■ INFORMATION SUPPLIED:
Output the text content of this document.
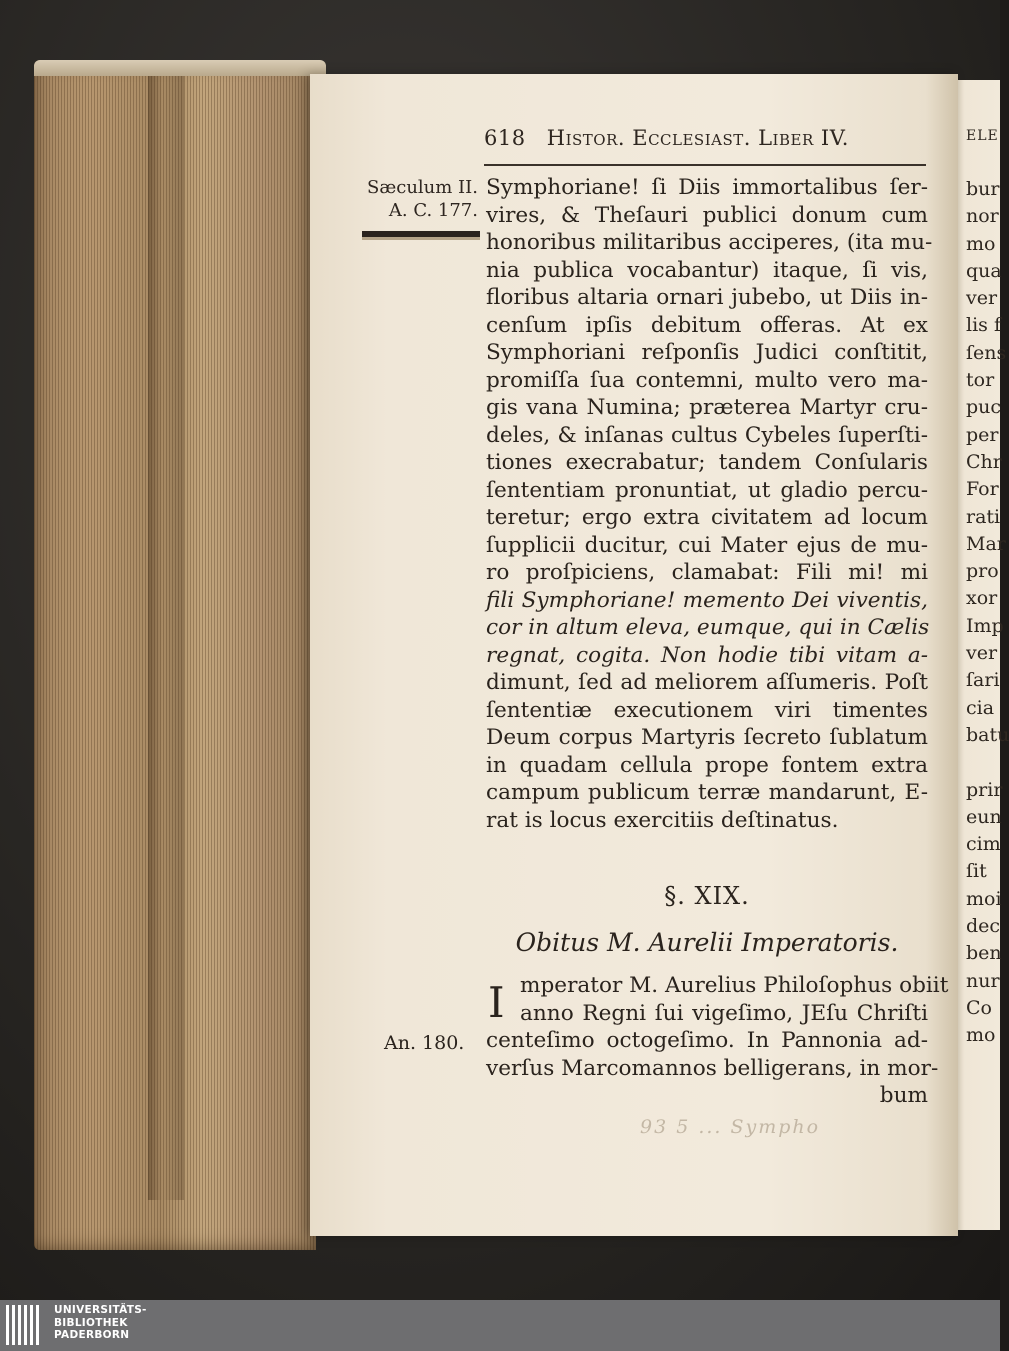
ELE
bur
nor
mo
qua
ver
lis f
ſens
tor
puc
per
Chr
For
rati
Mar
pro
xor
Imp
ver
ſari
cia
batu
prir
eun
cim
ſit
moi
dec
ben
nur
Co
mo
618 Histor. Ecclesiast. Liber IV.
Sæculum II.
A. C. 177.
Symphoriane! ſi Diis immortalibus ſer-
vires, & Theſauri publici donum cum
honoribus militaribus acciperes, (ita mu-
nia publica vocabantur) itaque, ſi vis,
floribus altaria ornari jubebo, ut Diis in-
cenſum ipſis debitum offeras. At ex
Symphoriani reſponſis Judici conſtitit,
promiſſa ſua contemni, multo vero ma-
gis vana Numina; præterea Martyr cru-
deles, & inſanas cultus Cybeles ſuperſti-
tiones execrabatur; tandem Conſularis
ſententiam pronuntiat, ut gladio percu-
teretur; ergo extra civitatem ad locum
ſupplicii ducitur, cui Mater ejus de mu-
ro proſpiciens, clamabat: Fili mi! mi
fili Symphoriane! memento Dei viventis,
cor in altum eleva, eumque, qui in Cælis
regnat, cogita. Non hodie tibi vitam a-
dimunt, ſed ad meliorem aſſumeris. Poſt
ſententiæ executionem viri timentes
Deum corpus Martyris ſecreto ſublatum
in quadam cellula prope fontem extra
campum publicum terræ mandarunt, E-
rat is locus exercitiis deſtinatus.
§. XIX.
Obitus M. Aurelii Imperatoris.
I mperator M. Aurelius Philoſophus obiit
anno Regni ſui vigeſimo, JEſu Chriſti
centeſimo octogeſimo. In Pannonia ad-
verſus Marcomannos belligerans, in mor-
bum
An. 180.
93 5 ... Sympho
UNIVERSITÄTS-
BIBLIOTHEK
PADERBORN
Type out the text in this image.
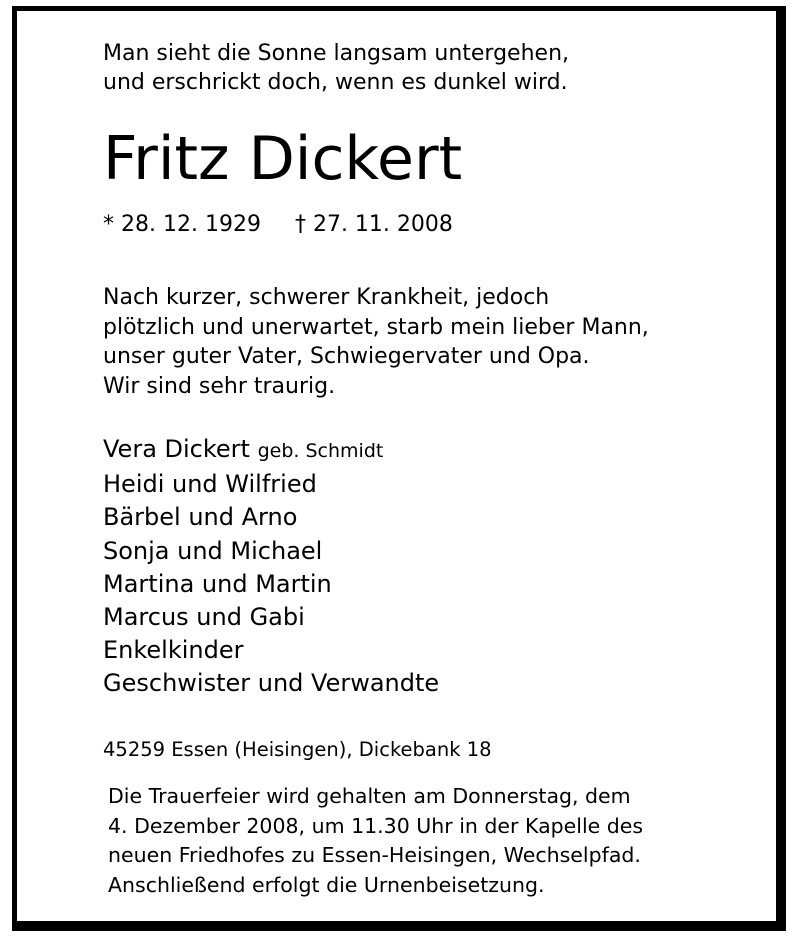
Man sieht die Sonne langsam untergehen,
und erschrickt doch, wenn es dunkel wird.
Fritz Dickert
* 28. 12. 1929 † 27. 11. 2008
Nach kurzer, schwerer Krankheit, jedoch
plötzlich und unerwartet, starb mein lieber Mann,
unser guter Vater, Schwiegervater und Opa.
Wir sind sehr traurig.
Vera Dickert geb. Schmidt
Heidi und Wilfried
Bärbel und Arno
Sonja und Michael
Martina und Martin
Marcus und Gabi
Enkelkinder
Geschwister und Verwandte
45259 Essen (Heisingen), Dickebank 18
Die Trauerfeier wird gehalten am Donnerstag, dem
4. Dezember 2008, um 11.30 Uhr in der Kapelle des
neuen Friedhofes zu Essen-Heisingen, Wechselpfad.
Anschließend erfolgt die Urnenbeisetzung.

■ EXERCISE INSTRUCTIONS: Copy all lines from the entries that contain the word "text".

■ RESPONSE:
Output the text content of this document.
Type out the text in this image.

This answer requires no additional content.